* [Goal of the exercise]
Say how many lines of these entries include the word "have", and answer with the number alone.

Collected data
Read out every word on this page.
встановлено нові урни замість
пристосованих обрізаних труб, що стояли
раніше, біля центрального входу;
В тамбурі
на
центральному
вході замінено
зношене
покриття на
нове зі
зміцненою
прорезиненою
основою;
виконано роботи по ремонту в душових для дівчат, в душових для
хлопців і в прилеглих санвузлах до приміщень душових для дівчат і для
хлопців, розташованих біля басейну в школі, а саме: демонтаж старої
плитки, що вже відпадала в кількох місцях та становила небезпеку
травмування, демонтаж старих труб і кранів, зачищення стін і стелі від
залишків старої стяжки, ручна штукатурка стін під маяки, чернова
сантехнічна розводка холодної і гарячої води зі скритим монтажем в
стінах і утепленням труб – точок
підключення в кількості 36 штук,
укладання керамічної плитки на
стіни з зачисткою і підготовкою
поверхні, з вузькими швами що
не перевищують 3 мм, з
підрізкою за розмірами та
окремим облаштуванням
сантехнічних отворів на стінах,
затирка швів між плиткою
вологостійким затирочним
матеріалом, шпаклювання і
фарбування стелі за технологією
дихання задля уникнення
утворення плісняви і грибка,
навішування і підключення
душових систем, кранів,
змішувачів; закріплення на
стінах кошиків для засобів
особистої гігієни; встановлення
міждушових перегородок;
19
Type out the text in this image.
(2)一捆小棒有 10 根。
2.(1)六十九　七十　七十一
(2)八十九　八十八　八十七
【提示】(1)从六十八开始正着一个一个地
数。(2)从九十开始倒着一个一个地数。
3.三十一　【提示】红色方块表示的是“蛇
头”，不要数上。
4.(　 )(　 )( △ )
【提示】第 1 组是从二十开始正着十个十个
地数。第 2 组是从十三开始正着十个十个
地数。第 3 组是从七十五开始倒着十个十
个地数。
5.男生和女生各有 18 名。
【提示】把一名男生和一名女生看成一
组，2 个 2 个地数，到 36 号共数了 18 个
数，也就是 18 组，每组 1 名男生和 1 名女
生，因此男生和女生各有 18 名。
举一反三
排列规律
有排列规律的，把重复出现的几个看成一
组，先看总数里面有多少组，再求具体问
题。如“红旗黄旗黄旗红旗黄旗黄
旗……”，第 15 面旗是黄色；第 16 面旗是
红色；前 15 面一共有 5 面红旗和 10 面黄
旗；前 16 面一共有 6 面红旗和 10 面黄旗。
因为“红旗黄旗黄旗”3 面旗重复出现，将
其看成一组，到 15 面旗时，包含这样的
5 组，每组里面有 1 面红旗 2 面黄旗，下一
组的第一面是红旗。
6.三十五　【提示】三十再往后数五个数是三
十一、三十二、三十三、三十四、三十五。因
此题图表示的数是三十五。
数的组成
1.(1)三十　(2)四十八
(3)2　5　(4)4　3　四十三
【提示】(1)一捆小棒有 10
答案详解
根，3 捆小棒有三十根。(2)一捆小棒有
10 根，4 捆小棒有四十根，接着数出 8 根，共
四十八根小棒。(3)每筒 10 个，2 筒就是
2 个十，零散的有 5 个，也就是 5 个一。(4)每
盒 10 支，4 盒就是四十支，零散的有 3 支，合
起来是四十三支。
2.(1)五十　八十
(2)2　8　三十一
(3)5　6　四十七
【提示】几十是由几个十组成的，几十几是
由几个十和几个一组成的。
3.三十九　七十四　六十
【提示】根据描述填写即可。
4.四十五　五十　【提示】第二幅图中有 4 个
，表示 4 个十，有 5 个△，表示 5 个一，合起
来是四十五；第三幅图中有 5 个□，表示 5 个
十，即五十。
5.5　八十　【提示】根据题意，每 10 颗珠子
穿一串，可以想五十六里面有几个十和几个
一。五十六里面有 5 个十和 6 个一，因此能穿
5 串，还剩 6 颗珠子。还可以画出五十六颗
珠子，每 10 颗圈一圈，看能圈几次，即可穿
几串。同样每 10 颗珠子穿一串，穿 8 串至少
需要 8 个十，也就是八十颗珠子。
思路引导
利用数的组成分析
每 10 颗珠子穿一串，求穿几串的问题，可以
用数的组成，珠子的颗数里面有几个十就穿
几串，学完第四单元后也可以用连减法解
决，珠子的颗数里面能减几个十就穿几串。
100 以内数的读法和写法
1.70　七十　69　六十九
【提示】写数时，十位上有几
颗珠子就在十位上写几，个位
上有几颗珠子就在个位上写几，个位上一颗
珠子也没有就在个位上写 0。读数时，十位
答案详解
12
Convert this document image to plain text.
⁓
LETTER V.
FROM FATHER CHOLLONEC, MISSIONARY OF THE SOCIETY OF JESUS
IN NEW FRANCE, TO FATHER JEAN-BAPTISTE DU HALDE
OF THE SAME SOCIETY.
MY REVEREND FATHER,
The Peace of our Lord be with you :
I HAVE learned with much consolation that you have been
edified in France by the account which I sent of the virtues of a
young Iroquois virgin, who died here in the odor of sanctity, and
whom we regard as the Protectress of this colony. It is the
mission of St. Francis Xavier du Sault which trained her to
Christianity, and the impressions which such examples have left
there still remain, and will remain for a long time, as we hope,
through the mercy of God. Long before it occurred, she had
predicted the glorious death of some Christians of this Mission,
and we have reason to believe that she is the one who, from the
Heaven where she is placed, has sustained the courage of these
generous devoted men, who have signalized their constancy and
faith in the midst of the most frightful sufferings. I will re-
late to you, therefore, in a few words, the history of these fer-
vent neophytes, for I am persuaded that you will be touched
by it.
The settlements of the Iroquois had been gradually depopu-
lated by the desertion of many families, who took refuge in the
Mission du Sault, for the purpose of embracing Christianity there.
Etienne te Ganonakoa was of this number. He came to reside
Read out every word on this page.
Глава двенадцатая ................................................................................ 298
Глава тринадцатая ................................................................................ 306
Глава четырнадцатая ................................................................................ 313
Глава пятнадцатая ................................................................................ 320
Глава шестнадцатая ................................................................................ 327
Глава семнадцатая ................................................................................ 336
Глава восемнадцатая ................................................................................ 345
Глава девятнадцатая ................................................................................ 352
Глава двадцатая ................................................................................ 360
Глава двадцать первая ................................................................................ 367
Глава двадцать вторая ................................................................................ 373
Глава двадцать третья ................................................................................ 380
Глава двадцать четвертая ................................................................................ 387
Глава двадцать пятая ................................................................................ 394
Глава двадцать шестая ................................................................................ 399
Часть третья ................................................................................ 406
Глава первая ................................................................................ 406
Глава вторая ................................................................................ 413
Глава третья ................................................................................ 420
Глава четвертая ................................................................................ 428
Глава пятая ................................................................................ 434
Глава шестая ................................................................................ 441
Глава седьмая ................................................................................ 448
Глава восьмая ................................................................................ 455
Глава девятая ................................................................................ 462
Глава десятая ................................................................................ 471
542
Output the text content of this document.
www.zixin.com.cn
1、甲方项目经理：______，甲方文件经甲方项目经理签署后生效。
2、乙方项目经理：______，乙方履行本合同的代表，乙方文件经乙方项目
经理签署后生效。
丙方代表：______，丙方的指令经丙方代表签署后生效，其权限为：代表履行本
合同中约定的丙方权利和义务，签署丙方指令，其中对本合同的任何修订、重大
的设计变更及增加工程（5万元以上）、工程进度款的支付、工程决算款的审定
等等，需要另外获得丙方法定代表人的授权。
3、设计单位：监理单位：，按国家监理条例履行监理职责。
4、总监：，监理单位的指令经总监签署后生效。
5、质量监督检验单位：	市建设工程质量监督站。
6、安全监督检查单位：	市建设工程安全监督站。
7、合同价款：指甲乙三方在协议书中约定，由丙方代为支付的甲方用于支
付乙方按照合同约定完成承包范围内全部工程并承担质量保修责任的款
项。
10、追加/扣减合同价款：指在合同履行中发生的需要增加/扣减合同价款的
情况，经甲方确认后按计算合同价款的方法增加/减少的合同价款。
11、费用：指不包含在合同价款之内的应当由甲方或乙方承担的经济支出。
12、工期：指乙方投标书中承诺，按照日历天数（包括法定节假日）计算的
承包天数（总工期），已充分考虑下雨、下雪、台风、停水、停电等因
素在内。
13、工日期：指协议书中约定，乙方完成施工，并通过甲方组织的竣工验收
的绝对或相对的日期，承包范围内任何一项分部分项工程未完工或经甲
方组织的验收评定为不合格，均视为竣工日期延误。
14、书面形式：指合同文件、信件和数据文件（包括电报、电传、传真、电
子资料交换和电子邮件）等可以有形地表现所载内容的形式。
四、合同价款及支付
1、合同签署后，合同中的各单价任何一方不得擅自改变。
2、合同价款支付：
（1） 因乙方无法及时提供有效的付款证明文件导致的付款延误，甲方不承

* [Exercise response]
4